** Task directions **
Give the records back in full, exactly as they read.

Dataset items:
#####

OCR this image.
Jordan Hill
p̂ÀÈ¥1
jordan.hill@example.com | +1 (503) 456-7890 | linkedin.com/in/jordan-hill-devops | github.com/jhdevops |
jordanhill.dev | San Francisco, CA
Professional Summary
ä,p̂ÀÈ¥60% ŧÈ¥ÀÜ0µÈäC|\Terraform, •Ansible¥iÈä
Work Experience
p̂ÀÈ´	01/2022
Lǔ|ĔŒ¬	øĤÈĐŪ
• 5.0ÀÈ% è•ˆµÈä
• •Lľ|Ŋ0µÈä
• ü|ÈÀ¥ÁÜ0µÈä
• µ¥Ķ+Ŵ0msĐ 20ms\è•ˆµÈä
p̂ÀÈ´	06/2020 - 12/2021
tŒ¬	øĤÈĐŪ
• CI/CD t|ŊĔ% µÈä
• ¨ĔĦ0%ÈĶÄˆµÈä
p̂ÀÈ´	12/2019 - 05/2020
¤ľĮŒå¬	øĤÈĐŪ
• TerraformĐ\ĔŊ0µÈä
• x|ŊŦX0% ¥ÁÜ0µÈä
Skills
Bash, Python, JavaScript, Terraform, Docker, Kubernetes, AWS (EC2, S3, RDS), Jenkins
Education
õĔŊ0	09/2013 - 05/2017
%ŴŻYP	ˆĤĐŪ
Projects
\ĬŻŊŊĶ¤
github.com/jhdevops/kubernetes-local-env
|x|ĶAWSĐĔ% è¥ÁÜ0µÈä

#####

** Complete output **
OCR this image.
Jordan Hill
p̂ÀÈ¥1
jordan.hill@example.com | +1 (503) 456-7890 | linkedin.com/in/jordan-hill-devops | github.com/jhdevops |
jordanhill.dev | San Francisco, CA
Professional Summary
ä,p̂ÀÈ¥60% ŧÈ¥ÀÜ0µÈäC|\Terraform, •Ansible¥iÈä
Work Experience
p̂ÀÈ´	01/2022
Lǔ|ĔŒ¬	øĤÈĐŪ
• 5.0ÀÈ% è•ˆµÈä
• •Lľ|Ŋ0µÈä
• ü|ÈÀ¥ÁÜ0µÈä
• µ¥Ķ+Ŵ0msĐ 20ms\è•ˆµÈä
p̂ÀÈ´	06/2020 - 12/2021
tŒ¬	øĤÈĐŪ
• CI/CD t|ŊĔ% µÈä
• ¨ĔĦ0%ÈĶÄˆµÈä
p̂ÀÈ´	12/2019 - 05/2020
¤ľĮŒå¬	øĤÈĐŪ
• TerraformĐ\ĔŊ0µÈä
• x|ŊŦX0% ¥ÁÜ0µÈä
Skills
Bash, Python, JavaScript, Terraform, Docker, Kubernetes, AWS (EC2, S3, RDS), Jenkins
Education
õĔŊ0	09/2013 - 05/2017
%ŴŻYP	ˆĤĐŪ
Projects
\ĬŻŊŊĶ¤
github.com/jhdevops/kubernetes-local-env
|x|ĶAWSĐĔ% è¥ÁÜ0µÈä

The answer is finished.